[Collected data entries]

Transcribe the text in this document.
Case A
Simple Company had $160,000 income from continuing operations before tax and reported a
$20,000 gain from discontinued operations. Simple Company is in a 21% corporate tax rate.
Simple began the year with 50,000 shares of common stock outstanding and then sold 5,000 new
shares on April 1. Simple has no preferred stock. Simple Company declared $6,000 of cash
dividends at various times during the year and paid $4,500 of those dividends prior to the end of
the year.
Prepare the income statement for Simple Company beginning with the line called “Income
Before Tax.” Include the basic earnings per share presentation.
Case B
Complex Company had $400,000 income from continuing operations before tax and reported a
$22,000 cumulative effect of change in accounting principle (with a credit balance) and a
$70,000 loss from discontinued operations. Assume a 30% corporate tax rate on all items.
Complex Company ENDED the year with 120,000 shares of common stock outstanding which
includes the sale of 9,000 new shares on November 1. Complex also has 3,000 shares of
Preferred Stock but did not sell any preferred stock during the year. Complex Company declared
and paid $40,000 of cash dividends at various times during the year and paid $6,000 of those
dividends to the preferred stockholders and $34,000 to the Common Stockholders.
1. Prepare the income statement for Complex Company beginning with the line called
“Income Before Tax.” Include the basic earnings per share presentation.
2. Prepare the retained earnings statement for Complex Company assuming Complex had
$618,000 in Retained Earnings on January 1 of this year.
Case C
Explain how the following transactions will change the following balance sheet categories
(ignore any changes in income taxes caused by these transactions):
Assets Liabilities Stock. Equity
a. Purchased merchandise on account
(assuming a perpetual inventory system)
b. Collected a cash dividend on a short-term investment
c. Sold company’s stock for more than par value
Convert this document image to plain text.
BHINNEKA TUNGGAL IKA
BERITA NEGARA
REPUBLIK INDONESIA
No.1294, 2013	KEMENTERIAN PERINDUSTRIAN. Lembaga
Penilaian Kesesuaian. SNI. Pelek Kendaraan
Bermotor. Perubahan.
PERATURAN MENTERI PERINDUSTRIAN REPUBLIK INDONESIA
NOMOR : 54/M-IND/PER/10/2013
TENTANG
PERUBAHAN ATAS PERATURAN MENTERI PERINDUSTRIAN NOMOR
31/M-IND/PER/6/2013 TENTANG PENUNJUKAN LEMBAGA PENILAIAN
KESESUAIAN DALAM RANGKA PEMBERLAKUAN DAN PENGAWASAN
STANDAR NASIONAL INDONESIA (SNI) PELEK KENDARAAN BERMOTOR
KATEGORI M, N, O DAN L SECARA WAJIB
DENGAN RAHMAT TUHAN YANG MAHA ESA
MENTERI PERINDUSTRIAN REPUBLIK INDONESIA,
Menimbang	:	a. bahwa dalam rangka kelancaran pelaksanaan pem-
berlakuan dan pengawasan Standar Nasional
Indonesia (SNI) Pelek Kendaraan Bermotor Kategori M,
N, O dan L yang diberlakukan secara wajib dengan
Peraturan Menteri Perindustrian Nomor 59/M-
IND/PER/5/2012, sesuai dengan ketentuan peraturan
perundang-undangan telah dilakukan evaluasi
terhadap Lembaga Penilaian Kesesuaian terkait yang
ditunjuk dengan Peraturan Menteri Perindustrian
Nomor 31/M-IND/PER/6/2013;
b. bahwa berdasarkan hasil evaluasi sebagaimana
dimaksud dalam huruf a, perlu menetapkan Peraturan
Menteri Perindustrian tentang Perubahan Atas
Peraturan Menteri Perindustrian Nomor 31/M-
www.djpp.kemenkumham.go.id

§ The exercise: Tally up the lines in the records containing the word "during", then give the count and nothing else.

§ Solution to this exercise: 3